**Task instructions:** Print every entry exactly as written.

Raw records
** start **

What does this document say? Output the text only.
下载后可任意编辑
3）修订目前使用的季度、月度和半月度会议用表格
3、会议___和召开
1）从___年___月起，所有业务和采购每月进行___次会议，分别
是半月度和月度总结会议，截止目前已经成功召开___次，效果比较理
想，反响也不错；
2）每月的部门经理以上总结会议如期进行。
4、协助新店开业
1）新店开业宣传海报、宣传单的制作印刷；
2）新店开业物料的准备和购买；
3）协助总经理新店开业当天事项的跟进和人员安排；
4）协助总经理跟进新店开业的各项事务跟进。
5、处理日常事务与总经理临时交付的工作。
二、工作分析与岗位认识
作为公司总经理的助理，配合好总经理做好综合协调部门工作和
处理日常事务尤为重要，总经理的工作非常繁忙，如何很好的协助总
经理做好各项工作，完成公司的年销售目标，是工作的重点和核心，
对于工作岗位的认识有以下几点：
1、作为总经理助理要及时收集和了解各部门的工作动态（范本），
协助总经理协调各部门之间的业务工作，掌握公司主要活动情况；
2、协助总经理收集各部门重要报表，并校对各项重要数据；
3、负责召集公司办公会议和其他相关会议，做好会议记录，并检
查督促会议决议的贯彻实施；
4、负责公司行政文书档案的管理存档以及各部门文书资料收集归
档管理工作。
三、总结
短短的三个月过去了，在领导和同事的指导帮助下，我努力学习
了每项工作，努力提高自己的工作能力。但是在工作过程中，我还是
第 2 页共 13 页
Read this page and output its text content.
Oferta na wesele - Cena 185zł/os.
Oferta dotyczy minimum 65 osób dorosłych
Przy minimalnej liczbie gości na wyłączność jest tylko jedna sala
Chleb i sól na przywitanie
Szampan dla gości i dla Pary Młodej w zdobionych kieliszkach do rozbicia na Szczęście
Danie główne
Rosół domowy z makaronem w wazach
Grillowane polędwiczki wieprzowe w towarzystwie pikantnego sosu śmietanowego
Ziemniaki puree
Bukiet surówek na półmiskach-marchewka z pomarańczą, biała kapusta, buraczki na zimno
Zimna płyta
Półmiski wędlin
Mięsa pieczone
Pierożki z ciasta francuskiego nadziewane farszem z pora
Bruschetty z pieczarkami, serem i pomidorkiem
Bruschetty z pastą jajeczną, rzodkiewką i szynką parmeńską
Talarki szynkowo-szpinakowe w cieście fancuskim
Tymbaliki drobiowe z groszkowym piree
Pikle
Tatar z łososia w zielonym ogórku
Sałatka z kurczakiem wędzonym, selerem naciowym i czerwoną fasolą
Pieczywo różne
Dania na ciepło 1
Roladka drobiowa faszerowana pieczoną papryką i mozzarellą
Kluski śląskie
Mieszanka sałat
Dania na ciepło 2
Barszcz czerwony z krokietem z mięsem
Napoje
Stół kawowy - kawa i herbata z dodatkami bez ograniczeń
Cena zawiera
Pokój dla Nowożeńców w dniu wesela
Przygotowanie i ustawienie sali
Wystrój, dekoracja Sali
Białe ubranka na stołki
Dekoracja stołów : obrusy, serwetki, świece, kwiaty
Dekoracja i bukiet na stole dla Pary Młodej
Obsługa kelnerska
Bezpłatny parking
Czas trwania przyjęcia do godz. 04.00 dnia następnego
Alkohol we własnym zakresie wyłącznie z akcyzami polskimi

** end **

**Expected answer:**
What does this document say? Output the text only.
下载后可任意编辑
3）修订目前使用的季度、月度和半月度会议用表格
3、会议___和召开
1）从___年___月起，所有业务和采购每月进行___次会议，分别
是半月度和月度总结会议，截止目前已经成功召开___次，效果比较理
想，反响也不错；
2）每月的部门经理以上总结会议如期进行。
4、协助新店开业
1）新店开业宣传海报、宣传单的制作印刷；
2）新店开业物料的准备和购买；
3）协助总经理新店开业当天事项的跟进和人员安排；
4）协助总经理跟进新店开业的各项事务跟进。
5、处理日常事务与总经理临时交付的工作。
二、工作分析与岗位认识
作为公司总经理的助理，配合好总经理做好综合协调部门工作和
处理日常事务尤为重要，总经理的工作非常繁忙，如何很好的协助总
经理做好各项工作，完成公司的年销售目标，是工作的重点和核心，
对于工作岗位的认识有以下几点：
1、作为总经理助理要及时收集和了解各部门的工作动态（范本），
协助总经理协调各部门之间的业务工作，掌握公司主要活动情况；
2、协助总经理收集各部门重要报表，并校对各项重要数据；
3、负责召集公司办公会议和其他相关会议，做好会议记录，并检
查督促会议决议的贯彻实施；
4、负责公司行政文书档案的管理存档以及各部门文书资料收集归
档管理工作。
三、总结
短短的三个月过去了，在领导和同事的指导帮助下，我努力学习
了每项工作，努力提高自己的工作能力。但是在工作过程中，我还是
第 2 页共 13 页
Read this page and output its text content.
Oferta na wesele - Cena 185zł/os.
Oferta dotyczy minimum 65 osób dorosłych
Przy minimalnej liczbie gości na wyłączność jest tylko jedna sala
Chleb i sól na przywitanie
Szampan dla gości i dla Pary Młodej w zdobionych kieliszkach do rozbicia na Szczęście
Danie główne
Rosół domowy z makaronem w wazach
Grillowane polędwiczki wieprzowe w towarzystwie pikantnego sosu śmietanowego
Ziemniaki puree
Bukiet surówek na półmiskach-marchewka z pomarańczą, biała kapusta, buraczki na zimno
Zimna płyta
Półmiski wędlin
Mięsa pieczone
Pierożki z ciasta francuskiego nadziewane farszem z pora
Bruschetty z pieczarkami, serem i pomidorkiem
Bruschetty z pastą jajeczną, rzodkiewką i szynką parmeńską
Talarki szynkowo-szpinakowe w cieście fancuskim
Tymbaliki drobiowe z groszkowym piree
Pikle
Tatar z łososia w zielonym ogórku
Sałatka z kurczakiem wędzonym, selerem naciowym i czerwoną fasolą
Pieczywo różne
Dania na ciepło 1
Roladka drobiowa faszerowana pieczoną papryką i mozzarellą
Kluski śląskie
Mieszanka sałat
Dania na ciepło 2
Barszcz czerwony z krokietem z mięsem
Napoje
Stół kawowy - kawa i herbata z dodatkami bez ograniczeń
Cena zawiera
Pokój dla Nowożeńców w dniu wesela
Przygotowanie i ustawienie sali
Wystrój, dekoracja Sali
Białe ubranka na stołki
Dekoracja stołów : obrusy, serwetki, świece, kwiaty
Dekoracja i bukiet na stole dla Pary Młodej
Obsługa kelnerska
Bezpłatny parking
Czas trwania przyjęcia do godz. 04.00 dnia następnego
Alkohol we własnym zakresie wyłącznie z akcyzami polskimi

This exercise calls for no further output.